Task objective -> Quote the data below in full, minus the images.
******************************
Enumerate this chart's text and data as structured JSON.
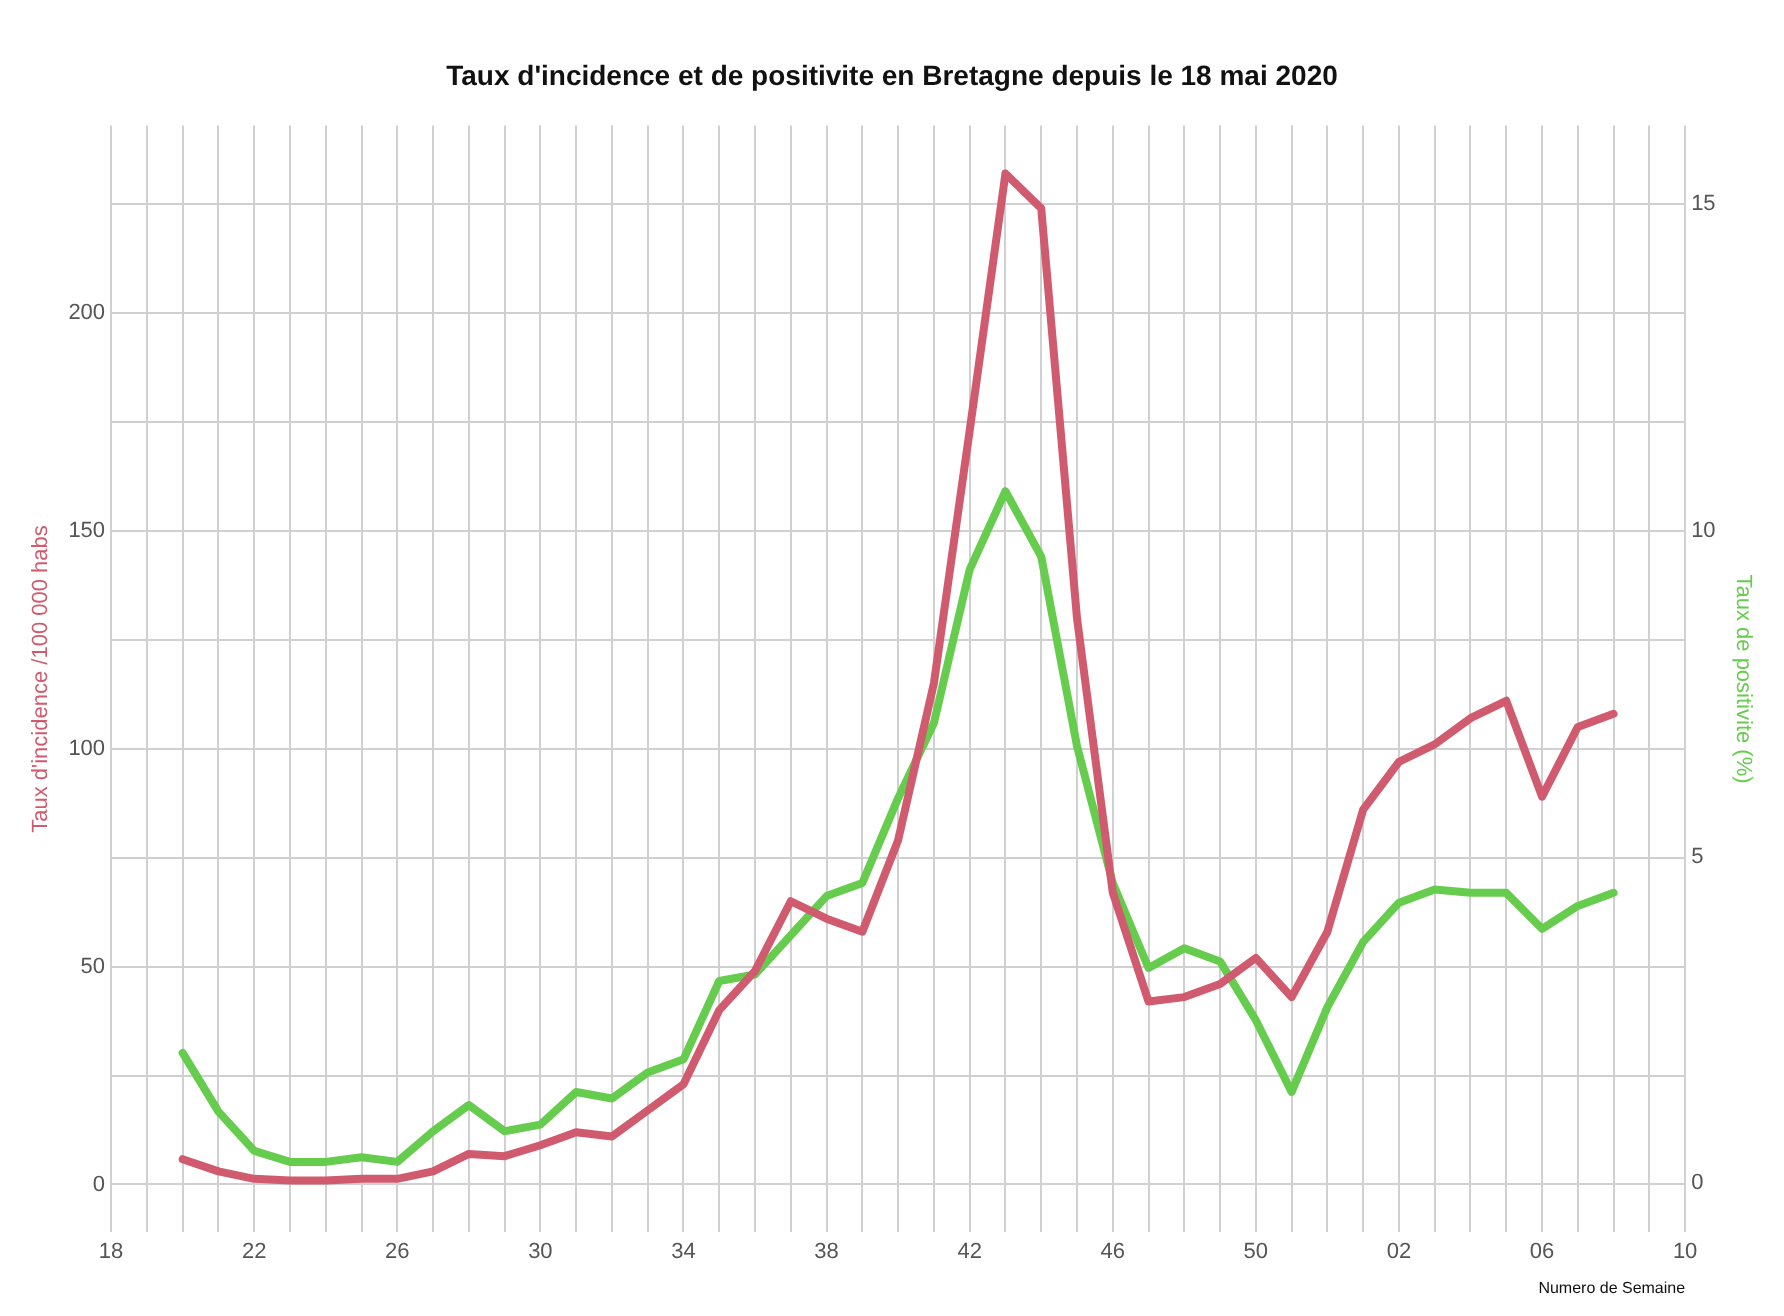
{
  "chart_data": {
    "type": "line",
    "title": "Taux d'incidence et de positivite en Bretagne depuis le 18 mai 2020",
    "xlabel": "Numero de Semaine",
    "ylabel": "Taux d'incidence /100 000 habs",
    "y2label": "Taux de positivite (%)",
    "categories": [
      "18",
      null,
      null,
      null,
      "22",
      null,
      null,
      null,
      "26",
      null,
      null,
      null,
      "30",
      null,
      null,
      null,
      "34",
      null,
      null,
      null,
      "38",
      null,
      null,
      null,
      "42",
      null,
      null,
      null,
      "46",
      null,
      null,
      null,
      "50",
      null,
      null,
      null,
      "02",
      null,
      null,
      null,
      "06",
      null,
      null,
      null,
      "10"
    ],
    "series": [
      {
        "color": "#d05a6e",
        "values": [
          null,
          null,
          5.8,
          3,
          1.3,
          0.9,
          0.9,
          1.3,
          1.3,
          3,
          7,
          6.5,
          9,
          12,
          11,
          17,
          23,
          40,
          49,
          65,
          61,
          58,
          79,
          115,
          173,
          232,
          224,
          130,
          67,
          42,
          43,
          46,
          52,
          43,
          58,
          86,
          97,
          101,
          107,
          111,
          89,
          105,
          108,
          null,
          null
        ]
      },
      {
        "color": "#66cc4d",
        "axis": "y2",
        "values": [
          null,
          null,
          2.0,
          1.1,
          0.5,
          0.33,
          0.33,
          0.4,
          0.33,
          0.8,
          1.2,
          0.8,
          0.9,
          1.4,
          1.3,
          1.7,
          1.9,
          3.1,
          3.2,
          3.8,
          4.4,
          4.6,
          5.9,
          7.05,
          9.4,
          10.6,
          9.6,
          6.7,
          4.6,
          3.3,
          3.6,
          3.4,
          2.5,
          1.4,
          2.7,
          3.7,
          4.3,
          4.5,
          4.45,
          4.45,
          3.9,
          4.25,
          4.45,
          null,
          null
        ]
      }
    ],
    "ylim": [
      -11,
      243
    ],
    "yticks": [
      0,
      {
        "value": 25,
        "label": null
      },
      50,
      {
        "value": 75,
        "label": null
      },
      100,
      {
        "value": 125,
        "label": null
      },
      150,
      {
        "value": 175,
        "label": null
      },
      200,
      {
        "value": 225,
        "label": null
      }
    ],
    "y2lim": [
      -0.75,
      16.2
    ],
    "y2ticks": [
      0,
      5,
      10,
      15
    ],
    "grid": true,
    "legend": false,
    "marker": "none",
    "line_style": "solid"
  }
}
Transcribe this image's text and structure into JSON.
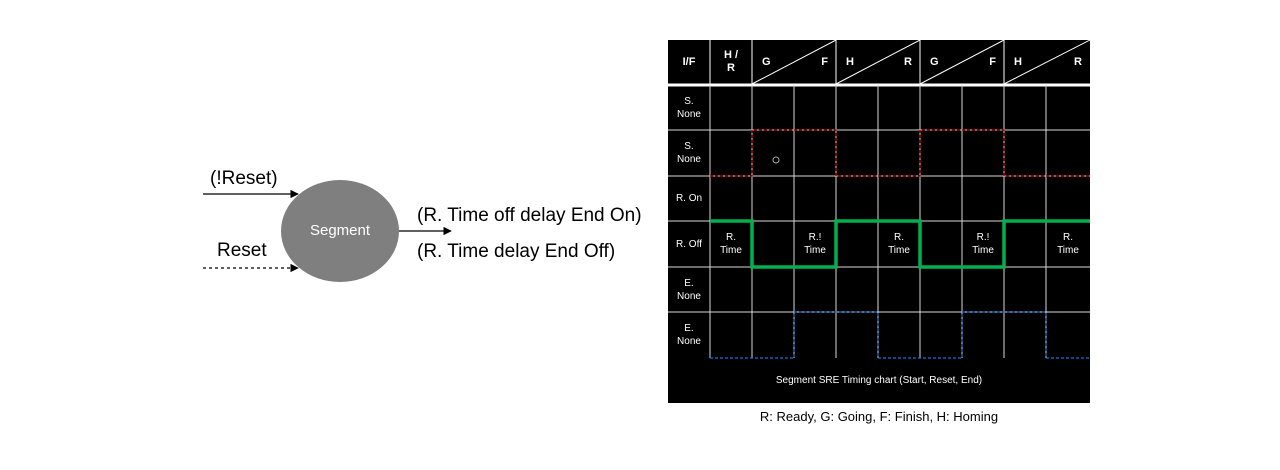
{
  "state_diagram": {
    "state": "Segment",
    "input_top": "(!Reset)",
    "input_bottom": "Reset",
    "output_top": "(R. Time off delay End On)",
    "output_bottom": "(R. Time delay End Off)"
  },
  "timing_chart": {
    "headers": {
      "if": "I/F",
      "hr": "H /\nR",
      "groups": [
        {
          "left": "G",
          "right": "F"
        },
        {
          "left": "H",
          "right": "R"
        },
        {
          "left": "G",
          "right": "F"
        },
        {
          "left": "H",
          "right": "R"
        }
      ]
    },
    "rows": [
      "S.\nNone",
      "S.\nNone",
      "R. On",
      "R. Off",
      "E.\nNone",
      "E.\nNone"
    ],
    "r_off_labels": [
      {
        "col": 1,
        "text": "R.\nTime"
      },
      {
        "col": 3,
        "text": "R.!\nTime"
      },
      {
        "col": 5,
        "text": "R.\nTime"
      },
      {
        "col": 7,
        "text": "R.!\nTime"
      },
      {
        "col": 9,
        "text": "R.\nTime"
      }
    ],
    "signal_colors": {
      "s_none": "#c00000",
      "r_off": "#00b050",
      "e_none": "#1f6fcf",
      "grid": "#d9d9d9"
    },
    "caption": "Segment SRE Timing chart (Start, Reset, End)"
  },
  "legend": "R: Ready, G: Going, F: Finish, H: Homing"
}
******************************
Task answer ->
Enumerate this chart's text and data as structured JSON.
{
  "chart_data": {
    "type": "line",
    "title": "Taux d'incidence et de positivite en Bretagne depuis le 18 mai 2020",
    "xlabel": "Numero de Semaine",
    "ylabel": "Taux d'incidence /100 000 habs",
    "y2label": "Taux de positivite (%)",
    "categories": [
      "18",
      null,
      null,
      null,
      "22",
      null,
      null,
      null,
      "26",
      null,
      null,
      null,
      "30",
      null,
      null,
      null,
      "34",
      null,
      null,
      null,
      "38",
      null,
      null,
      null,
      "42",
      null,
      null,
      null,
      "46",
      null,
      null,
      null,
      "50",
      null,
      null,
      null,
      "02",
      null,
      null,
      null,
      "06",
      null,
      null,
      null,
      "10"
    ],
    "series": [
      {
        "color": "#d05a6e",
        "values": [
          null,
          null,
          5.8,
          3,
          1.3,
          0.9,
          0.9,
          1.3,
          1.3,
          3,
          7,
          6.5,
          9,
          12,
          11,
          17,
          23,
          40,
          49,
          65,
          61,
          58,
          79,
          115,
          173,
          232,
          224,
          130,
          67,
          42,
          43,
          46,
          52,
          43,
          58,
          86,
          97,
          101,
          107,
          111,
          89,
          105,
          108,
          null,
          null
        ]
      },
      {
        "color": "#66cc4d",
        "axis": "y2",
        "values": [
          null,
          null,
          2.0,
          1.1,
          0.5,
          0.33,
          0.33,
          0.4,
          0.33,
          0.8,
          1.2,
          0.8,
          0.9,
          1.4,
          1.3,
          1.7,
          1.9,
          3.1,
          3.2,
          3.8,
          4.4,
          4.6,
          5.9,
          7.05,
          9.4,
          10.6,
          9.6,
          6.7,
          4.6,
          3.3,
          3.6,
          3.4,
          2.5,
          1.4,
          2.7,
          3.7,
          4.3,
          4.5,
          4.45,
          4.45,
          3.9,
          4.25,
          4.45,
          null,
          null
        ]
      }
    ],
    "ylim": [
      -11,
      243
    ],
    "yticks": [
      0,
      {
        "value": 25,
        "label": null
      },
      50,
      {
        "value": 75,
        "label": null
      },
      100,
      {
        "value": 125,
        "label": null
      },
      150,
      {
        "value": 175,
        "label": null
      },
      200,
      {
        "value": 225,
        "label": null
      }
    ],
    "y2lim": [
      -0.75,
      16.2
    ],
    "y2ticks": [
      0,
      5,
      10,
      15
    ],
    "grid": true,
    "legend": false,
    "marker": "none",
    "line_style": "solid"
  }
}
Transcribe this image's text and structure into JSON.
{
  "state_diagram": {
    "state": "Segment",
    "input_top": "(!Reset)",
    "input_bottom": "Reset",
    "output_top": "(R. Time off delay End On)",
    "output_bottom": "(R. Time delay End Off)"
  },
  "timing_chart": {
    "headers": {
      "if": "I/F",
      "hr": "H /\nR",
      "groups": [
        {
          "left": "G",
          "right": "F"
        },
        {
          "left": "H",
          "right": "R"
        },
        {
          "left": "G",
          "right": "F"
        },
        {
          "left": "H",
          "right": "R"
        }
      ]
    },
    "rows": [
      "S.\nNone",
      "S.\nNone",
      "R. On",
      "R. Off",
      "E.\nNone",
      "E.\nNone"
    ],
    "r_off_labels": [
      {
        "col": 1,
        "text": "R.\nTime"
      },
      {
        "col": 3,
        "text": "R.!\nTime"
      },
      {
        "col": 5,
        "text": "R.\nTime"
      },
      {
        "col": 7,
        "text": "R.!\nTime"
      },
      {
        "col": 9,
        "text": "R.\nTime"
      }
    ],
    "signal_colors": {
      "s_none": "#c00000",
      "r_off": "#00b050",
      "e_none": "#1f6fcf",
      "grid": "#d9d9d9"
    },
    "caption": "Segment SRE Timing chart (Start, Reset, End)"
  },
  "legend": "R: Ready, G: Going, F: Finish, H: Homing"
}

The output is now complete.